EXTRACTED TEXT:
###

Yet Jesus was a Jew. He did not preach Christianity during his lifetime, in the temple or anywhere else, although he hinted at its pending arrival in discussions with his disciples. The only thing he ever preached at the temple was his remarks to the moneychangers and sellers of doves in the courtyard there, as he went around knocking their tables over. He said they’d made the house of God a den of thieves (Mark 11:17).
Jesus did recommend certain new ideas for adoption by Jews. Key among these was his syllabus for the Law: Love God, love neighbor (Matthew 22:34-40). He also told Peter, “Feed my sheep” (John 21:15-17), meaning this literally as well as figuratively. The church is a social institution, the one Jesus, speaking to Peter, promised to back once he’d risen from the dead (Matthew 16:18), a feat the book of Acts informs us was achieved via the agency of the Holy Ghost. Once the first churches were established, traditionally by Peter and Paul, Christianity as a religion was finally here.

###

EXERCISE REQUIREMENTS:
Transcribe the passage about Jesus and the temple word for word, starting at "Yet Jesus was" and ending at "thieves (Mark 11:17).". None of the items is needed for this work.

###

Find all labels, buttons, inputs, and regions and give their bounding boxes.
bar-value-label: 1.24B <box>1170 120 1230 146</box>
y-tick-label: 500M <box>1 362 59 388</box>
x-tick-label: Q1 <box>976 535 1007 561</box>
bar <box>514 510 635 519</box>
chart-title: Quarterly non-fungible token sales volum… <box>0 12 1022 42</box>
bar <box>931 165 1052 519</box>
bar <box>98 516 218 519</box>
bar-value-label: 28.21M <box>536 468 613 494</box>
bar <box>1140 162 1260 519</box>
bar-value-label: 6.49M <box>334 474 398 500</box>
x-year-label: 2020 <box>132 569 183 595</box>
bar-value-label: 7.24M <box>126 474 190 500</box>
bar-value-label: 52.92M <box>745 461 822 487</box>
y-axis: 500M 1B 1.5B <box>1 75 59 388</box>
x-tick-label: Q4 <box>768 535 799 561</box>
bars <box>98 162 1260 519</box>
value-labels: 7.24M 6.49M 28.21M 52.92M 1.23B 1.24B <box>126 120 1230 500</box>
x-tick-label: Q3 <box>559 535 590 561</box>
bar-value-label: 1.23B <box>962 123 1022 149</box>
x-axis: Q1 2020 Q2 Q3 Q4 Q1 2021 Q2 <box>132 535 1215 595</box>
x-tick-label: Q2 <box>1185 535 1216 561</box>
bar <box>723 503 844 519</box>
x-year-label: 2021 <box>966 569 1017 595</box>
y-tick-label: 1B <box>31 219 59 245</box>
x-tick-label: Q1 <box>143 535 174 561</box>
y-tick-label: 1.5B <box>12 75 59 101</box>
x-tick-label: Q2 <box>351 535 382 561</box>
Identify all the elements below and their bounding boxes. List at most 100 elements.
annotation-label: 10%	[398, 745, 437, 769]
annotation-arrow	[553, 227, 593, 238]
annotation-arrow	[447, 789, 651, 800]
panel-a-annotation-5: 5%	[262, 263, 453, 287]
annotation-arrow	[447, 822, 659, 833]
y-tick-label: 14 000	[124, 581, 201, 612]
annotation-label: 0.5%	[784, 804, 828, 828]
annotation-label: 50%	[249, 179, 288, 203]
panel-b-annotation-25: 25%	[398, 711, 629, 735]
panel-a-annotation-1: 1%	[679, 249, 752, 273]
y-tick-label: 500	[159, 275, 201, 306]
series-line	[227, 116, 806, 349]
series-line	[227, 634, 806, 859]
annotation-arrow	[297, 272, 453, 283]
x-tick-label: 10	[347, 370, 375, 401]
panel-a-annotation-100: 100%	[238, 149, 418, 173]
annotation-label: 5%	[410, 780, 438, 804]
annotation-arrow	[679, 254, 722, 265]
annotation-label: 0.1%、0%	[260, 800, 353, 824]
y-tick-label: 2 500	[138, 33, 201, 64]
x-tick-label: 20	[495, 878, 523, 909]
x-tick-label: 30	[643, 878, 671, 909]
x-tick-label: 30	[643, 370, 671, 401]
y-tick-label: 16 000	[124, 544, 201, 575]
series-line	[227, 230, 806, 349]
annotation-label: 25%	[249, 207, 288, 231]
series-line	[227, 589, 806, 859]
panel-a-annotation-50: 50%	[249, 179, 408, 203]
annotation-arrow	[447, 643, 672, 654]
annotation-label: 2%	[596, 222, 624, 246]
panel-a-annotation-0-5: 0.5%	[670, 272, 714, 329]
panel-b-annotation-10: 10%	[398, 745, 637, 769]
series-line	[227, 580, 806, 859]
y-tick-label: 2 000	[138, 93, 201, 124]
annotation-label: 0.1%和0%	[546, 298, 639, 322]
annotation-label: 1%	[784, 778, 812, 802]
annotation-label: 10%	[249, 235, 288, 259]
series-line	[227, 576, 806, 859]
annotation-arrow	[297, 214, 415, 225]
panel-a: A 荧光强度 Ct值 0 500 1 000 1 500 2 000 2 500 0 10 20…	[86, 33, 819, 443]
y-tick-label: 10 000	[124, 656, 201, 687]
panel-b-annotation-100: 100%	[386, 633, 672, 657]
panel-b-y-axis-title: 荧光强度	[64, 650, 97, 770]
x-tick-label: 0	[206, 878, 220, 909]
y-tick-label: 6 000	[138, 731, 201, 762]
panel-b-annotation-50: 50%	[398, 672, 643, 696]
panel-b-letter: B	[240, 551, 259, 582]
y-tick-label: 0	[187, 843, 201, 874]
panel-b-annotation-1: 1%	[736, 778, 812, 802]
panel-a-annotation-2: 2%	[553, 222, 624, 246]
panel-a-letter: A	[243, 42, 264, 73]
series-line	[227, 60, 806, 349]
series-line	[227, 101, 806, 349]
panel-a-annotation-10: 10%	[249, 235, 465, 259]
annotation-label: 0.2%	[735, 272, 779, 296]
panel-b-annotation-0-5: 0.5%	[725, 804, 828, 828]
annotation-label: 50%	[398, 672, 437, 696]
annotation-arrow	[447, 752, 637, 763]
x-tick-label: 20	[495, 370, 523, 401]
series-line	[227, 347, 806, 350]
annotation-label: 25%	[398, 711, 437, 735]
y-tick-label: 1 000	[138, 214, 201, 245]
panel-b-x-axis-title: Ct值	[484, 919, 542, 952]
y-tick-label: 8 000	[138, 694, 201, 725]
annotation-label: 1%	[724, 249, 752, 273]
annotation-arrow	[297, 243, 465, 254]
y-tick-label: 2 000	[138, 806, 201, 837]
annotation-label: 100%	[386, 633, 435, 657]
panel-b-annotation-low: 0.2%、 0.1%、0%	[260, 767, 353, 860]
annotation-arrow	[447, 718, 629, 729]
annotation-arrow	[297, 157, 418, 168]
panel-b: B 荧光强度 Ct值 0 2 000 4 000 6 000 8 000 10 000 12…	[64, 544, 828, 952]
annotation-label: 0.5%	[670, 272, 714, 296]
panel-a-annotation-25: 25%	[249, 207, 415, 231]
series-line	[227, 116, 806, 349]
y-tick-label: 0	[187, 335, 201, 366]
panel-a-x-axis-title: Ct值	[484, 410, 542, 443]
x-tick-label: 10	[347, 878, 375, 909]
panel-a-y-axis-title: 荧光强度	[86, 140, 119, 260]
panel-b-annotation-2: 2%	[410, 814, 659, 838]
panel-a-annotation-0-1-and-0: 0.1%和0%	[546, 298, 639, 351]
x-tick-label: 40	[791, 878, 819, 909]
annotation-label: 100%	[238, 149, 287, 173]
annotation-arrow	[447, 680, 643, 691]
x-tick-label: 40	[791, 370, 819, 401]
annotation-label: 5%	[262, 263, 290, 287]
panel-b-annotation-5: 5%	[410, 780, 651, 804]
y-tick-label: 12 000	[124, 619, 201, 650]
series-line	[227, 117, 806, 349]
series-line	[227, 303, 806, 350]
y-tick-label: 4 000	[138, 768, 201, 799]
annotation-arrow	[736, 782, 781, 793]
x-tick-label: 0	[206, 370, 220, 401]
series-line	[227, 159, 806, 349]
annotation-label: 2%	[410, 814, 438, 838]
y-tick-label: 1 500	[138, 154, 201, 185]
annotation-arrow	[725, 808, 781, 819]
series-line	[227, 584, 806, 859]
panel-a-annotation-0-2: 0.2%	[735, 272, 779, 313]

###

FINAL ANSWER:
Yet Jesus was a Jew. He did not preach Christianity during his lifetime, in the temple or anywhere else, although he hinted at its pending arrival in discussions with his disciples. The only thing he ever preached at the temple was his remarks to the moneychangers and sellers of doves in the courtyard there, as he went around knocking their tables over. He said they’d made the house of God a den of thieves (Mark 11:17).